**EXERCISE:** Copy out each line in the material below that has the word "professional".

[start DATASET EXTRACT]

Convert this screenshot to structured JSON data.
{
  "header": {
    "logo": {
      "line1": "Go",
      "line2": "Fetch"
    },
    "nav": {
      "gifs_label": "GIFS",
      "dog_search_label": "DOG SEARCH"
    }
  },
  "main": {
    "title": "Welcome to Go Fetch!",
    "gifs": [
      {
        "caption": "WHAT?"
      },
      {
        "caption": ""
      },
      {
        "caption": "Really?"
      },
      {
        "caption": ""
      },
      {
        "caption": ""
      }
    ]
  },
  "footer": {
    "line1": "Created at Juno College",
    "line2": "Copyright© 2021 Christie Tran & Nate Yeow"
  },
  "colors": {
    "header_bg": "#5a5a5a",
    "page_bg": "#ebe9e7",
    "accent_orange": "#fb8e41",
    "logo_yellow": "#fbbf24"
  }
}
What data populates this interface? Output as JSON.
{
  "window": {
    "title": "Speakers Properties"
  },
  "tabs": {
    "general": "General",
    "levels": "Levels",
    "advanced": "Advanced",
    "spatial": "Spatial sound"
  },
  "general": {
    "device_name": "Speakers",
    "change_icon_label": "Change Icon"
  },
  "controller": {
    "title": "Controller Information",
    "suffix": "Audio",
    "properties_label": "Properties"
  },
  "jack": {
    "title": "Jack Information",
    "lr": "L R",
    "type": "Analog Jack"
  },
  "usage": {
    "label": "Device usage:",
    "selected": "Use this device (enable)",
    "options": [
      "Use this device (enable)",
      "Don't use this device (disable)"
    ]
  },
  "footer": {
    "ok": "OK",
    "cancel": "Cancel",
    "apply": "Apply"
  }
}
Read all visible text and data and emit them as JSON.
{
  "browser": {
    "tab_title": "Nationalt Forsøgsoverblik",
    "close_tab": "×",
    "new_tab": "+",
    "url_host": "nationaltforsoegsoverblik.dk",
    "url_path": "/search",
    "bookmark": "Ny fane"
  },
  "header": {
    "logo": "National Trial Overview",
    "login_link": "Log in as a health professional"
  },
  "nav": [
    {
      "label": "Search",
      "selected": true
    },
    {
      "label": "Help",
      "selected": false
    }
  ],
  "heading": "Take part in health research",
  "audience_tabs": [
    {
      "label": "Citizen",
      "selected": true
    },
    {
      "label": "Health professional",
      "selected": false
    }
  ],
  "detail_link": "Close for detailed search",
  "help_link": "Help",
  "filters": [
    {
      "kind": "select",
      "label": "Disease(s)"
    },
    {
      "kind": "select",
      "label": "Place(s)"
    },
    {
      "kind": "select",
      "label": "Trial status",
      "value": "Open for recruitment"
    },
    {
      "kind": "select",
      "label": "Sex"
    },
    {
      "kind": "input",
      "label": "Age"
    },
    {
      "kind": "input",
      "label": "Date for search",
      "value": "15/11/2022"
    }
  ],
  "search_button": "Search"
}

[end DATASET EXTRACT]

**COMPLETE RESPONSE:**
    "login_link": "Log in as a health professional"
      "label": "Health professional",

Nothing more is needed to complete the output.